- REQUEST
Count how many lines hold the word "Dritte" and give that number as the whole answer.

-------- RECORDS FOR THIS TASK

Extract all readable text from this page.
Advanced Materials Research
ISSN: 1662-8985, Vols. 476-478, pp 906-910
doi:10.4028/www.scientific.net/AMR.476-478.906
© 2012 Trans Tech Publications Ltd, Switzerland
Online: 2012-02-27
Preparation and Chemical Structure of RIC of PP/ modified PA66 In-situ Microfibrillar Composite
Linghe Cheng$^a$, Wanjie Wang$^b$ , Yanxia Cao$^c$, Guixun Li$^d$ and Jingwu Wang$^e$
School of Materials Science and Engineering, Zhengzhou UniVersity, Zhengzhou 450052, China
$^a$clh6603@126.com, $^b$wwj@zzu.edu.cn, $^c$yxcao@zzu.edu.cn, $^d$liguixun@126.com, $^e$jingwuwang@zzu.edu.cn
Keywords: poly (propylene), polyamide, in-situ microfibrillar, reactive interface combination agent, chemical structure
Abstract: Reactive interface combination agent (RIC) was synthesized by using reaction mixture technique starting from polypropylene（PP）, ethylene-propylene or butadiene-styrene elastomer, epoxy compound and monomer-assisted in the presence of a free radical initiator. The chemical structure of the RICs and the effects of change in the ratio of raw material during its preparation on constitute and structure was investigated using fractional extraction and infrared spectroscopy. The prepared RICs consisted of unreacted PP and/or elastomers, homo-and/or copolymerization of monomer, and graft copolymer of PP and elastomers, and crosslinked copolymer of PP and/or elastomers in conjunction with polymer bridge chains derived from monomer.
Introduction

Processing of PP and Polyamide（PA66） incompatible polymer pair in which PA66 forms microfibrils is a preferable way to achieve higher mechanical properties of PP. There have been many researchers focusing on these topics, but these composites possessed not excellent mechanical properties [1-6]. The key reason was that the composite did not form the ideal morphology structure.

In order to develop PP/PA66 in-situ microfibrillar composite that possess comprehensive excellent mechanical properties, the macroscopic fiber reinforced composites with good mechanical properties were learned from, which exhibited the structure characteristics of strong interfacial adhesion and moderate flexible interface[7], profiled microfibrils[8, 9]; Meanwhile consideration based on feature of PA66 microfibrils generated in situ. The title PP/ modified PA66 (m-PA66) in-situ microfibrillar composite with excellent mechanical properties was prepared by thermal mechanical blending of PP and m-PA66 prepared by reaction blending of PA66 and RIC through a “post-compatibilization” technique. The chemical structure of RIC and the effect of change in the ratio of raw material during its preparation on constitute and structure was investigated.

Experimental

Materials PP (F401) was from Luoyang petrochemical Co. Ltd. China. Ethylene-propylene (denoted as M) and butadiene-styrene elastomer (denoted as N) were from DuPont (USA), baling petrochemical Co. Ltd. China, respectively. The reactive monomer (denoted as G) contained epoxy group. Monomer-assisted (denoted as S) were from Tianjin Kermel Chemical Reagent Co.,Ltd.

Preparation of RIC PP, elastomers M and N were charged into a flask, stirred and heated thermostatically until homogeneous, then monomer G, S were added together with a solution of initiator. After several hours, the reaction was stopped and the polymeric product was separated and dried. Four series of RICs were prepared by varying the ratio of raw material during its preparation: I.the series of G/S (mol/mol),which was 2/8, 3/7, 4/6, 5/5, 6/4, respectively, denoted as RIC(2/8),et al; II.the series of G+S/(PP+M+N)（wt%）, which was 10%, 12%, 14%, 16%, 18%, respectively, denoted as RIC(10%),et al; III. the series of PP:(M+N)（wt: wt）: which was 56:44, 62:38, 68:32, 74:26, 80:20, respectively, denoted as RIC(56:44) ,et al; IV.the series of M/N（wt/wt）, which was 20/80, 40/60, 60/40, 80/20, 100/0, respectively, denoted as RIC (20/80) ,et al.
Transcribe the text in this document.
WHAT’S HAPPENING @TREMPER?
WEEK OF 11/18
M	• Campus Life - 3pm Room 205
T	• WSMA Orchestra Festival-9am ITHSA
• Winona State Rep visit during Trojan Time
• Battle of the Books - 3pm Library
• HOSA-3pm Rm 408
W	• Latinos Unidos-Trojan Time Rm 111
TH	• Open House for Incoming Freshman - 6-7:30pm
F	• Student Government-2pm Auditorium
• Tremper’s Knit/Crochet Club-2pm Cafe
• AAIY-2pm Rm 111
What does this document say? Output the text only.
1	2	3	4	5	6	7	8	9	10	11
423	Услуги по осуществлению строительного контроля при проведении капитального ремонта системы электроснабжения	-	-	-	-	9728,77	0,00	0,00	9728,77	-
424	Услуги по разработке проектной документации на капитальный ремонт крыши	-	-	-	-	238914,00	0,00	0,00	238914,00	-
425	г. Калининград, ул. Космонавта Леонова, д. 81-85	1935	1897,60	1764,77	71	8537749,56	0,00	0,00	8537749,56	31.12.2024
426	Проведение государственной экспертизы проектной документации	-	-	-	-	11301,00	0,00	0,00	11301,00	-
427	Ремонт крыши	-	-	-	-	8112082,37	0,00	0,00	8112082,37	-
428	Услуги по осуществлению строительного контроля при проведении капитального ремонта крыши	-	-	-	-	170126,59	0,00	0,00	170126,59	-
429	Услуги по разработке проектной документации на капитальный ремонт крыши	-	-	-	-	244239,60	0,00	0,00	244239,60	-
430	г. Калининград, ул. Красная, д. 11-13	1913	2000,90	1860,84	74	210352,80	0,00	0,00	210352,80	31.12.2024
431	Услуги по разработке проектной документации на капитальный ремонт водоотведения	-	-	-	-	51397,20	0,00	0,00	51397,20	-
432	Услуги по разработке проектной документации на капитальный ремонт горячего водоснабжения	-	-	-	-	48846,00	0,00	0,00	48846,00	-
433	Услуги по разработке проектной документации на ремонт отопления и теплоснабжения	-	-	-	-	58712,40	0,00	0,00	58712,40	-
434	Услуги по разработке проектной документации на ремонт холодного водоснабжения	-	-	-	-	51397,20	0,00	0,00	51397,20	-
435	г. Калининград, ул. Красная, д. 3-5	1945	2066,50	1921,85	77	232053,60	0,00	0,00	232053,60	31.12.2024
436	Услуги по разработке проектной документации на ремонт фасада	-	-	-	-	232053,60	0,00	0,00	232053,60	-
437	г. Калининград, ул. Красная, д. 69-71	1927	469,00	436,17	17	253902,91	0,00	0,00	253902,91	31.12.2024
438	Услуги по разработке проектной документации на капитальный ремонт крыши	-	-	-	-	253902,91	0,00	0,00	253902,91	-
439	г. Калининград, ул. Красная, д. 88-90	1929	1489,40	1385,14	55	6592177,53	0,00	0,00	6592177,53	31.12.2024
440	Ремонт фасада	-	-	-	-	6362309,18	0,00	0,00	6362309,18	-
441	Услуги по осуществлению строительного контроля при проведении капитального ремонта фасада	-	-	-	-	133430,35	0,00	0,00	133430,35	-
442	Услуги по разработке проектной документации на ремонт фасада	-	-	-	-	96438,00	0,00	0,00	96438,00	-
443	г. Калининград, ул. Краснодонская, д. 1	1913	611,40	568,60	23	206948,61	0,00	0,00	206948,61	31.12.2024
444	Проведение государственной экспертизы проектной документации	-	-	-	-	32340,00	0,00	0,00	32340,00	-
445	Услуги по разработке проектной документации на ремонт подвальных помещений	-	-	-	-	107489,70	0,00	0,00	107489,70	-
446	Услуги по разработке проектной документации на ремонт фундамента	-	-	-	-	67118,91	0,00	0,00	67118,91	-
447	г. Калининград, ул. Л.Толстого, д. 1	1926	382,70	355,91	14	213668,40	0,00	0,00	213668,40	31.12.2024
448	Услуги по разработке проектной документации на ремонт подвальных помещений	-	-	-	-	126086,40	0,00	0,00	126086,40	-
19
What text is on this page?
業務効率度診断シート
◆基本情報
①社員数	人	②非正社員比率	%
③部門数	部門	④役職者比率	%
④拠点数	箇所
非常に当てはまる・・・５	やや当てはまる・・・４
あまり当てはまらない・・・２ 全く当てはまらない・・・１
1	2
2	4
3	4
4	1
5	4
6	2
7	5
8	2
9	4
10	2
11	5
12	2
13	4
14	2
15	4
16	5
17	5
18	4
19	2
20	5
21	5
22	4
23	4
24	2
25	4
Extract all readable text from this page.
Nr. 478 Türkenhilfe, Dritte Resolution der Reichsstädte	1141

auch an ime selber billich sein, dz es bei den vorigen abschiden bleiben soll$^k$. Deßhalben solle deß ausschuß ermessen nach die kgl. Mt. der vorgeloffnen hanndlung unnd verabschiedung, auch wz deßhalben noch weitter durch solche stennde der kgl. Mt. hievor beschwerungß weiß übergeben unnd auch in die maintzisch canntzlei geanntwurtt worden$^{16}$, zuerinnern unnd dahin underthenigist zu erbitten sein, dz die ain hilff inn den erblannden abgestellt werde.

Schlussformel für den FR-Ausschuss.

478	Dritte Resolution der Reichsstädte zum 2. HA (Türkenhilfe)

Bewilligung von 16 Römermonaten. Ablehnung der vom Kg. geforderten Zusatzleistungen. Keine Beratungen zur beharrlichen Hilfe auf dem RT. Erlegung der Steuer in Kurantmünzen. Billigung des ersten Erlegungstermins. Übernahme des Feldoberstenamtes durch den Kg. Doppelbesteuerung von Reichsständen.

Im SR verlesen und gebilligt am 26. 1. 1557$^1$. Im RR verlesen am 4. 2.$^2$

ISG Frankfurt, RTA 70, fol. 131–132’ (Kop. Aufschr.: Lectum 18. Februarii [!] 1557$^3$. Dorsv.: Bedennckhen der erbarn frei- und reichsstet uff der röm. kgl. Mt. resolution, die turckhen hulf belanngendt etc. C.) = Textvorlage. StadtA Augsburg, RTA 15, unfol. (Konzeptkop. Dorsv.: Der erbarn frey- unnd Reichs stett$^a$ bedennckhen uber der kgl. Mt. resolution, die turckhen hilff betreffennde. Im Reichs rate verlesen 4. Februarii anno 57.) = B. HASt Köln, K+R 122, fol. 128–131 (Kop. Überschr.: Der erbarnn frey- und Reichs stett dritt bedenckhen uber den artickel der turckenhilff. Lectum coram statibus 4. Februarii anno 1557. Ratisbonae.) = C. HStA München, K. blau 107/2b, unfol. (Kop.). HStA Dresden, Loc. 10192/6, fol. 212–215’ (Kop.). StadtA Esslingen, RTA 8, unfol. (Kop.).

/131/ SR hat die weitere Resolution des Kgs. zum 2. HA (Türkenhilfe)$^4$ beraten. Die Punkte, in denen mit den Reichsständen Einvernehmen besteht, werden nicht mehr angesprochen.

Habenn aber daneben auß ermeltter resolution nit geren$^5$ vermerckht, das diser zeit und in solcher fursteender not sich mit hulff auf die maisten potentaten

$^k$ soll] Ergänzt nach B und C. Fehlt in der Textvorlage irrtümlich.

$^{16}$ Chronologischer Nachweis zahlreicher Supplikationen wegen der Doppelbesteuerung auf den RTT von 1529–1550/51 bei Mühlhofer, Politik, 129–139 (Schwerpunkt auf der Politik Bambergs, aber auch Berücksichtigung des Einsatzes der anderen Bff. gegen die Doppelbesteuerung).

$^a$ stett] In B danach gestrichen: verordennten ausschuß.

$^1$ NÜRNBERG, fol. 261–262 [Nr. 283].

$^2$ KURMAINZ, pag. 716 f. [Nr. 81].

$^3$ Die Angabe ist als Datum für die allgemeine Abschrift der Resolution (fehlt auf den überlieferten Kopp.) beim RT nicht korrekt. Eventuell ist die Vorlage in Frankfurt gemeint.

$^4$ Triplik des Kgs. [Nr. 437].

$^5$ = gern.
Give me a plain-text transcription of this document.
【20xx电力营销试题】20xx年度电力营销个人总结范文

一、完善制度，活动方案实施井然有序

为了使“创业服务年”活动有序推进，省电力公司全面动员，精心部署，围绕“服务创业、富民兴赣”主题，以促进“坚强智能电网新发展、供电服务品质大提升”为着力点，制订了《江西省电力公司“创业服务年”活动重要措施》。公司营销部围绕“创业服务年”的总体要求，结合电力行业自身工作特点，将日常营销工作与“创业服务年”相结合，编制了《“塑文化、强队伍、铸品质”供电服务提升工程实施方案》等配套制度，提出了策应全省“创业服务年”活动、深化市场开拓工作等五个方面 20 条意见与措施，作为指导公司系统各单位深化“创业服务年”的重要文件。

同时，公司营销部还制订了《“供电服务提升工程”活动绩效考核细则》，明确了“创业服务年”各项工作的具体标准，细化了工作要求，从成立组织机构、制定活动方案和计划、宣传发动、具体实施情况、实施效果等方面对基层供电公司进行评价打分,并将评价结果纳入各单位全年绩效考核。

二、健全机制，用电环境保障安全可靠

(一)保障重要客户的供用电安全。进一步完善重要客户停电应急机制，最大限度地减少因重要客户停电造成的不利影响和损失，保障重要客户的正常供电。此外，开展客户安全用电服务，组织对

----------------

- ANSWER TO THE TASK
2